# What you need to do
Answer these questions from the passage below on globalization's effects on Philippine farming and industry.
(a) What crop were farmers in the Cordillera encouraged to plant prior to globalization?
(b) By what percentage did the average importation of hogs rise after the dispute was settled?
(c) According to the Philippine Institute for Development Studies, what was the industry-wide C4 concentration ratio in 1998?

# Given passage
As average vegetable imports rose by 169%, vegetable farmers in the Cordillera and Central Luzon found themselves victims of the lopsided and unjust global trading regime.

Prior to globalization, farmers in the Cordillera were encouraged to plant potatoes. When the market was flooded with cheap potato imports, farmers found no buyers for their produce. Many left their potatoes to rot in the fields.

Poultry and livestock subsection

The US twice brought to the attention of the WTO Dispute Settlement Body (DSB) certain measures like delays in granting of import licenses that allegedly impeded the entry of American hog and poultry into the country and accused the government of violating its WTO commitments. The US move was supported by the EU which was also interested in the Philippine market.
The dispute was settled with the government conceding to the US request at the expense of local producers. As a result, the average importation of hogs rose by 1,700% and poultry by 1,200%.

Manufacturing and Industry subsection

Globalization’s destructive effects on business establishments and labor is staggering. According to IBON, each day, from 1995 to 2004, six firms closed down, and 164 people were forced out of work daily due to closures or retrenchment.

In a similar survey conducted among the members of the Federation of Philippine Industries (FPI), 56 member firms closed down from 1995 to 2001, displacing 80,319 workers. Twenty nine firms have downsized their operations and retrenched 4,019 workers.

In the shoe industry 20,000 workers lost their jobs due to retrenchment or closure, in the cement industry, 23,400; in steel 2,000; rubber wheels, 7,000; flour, 1,000 and in motor vehicles, 7,000.

Even more alarming is the trend towards higher degrees of monopoly or oligopolistic concentration within the manufacturing and corporate sector. A report by the Department of Trade and Industry showed that the fourfirm concentration ratio (C4) for all manufacturing (which is the share of the top four firms in the industry), increased from 70.88 in 1988 to 73.64 in 1995. In the same study, profits in manufacturing tend to increase with the concentration index indicating that the biggest firms possess sufficient market power to fix prices.

Another study conducted by the Philippine Institute for Development Studies, showed that the industry-wide C4 concentration ratio increased from 71% in 1988 to 88% in 1998.

The same trend is refleted in the corporate sector. Among the publicly listed firms, one dominant shareholder controlled on average 41% of equity. The top 5 shareholders have a majority control of 3 out of every 4 listed companies. Far from encouraging competition, the number of closures, coupled with the number of mergers and acquisitions under globalization only served to reduced the number of firms to a few monopolies.

# Supplied data
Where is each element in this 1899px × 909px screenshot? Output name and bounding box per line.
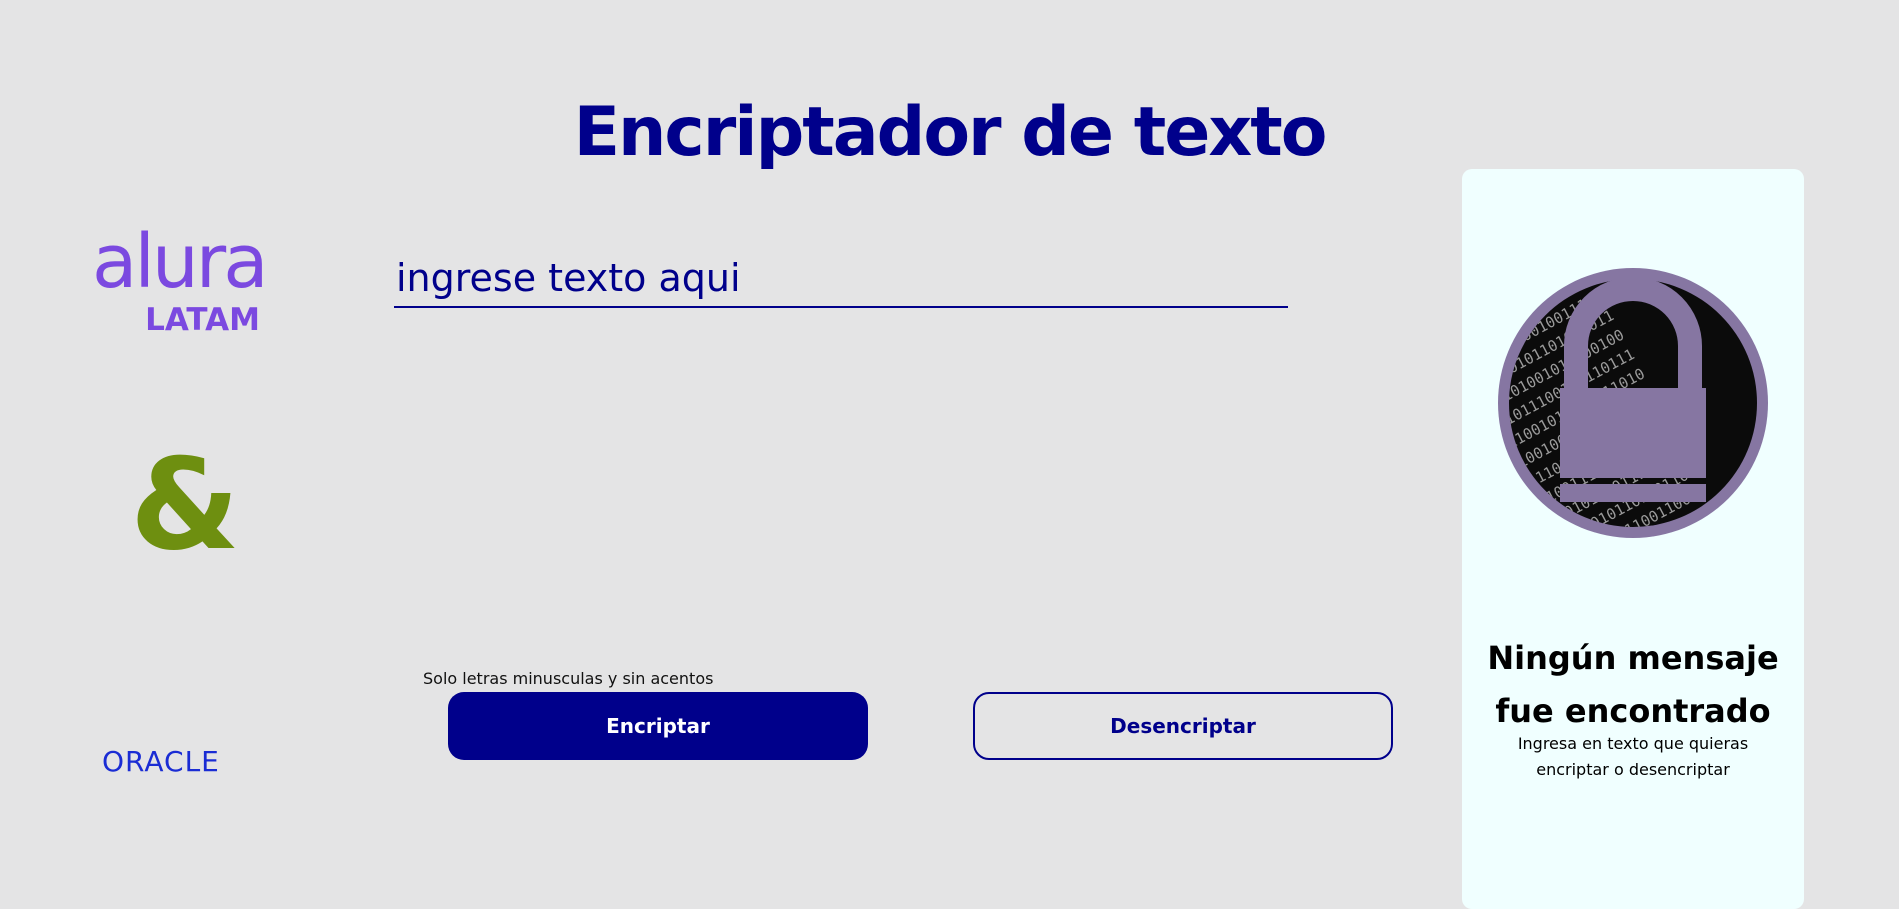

# Solution
(a) Potatoes.
(b) 1,700%.
(c) 88%.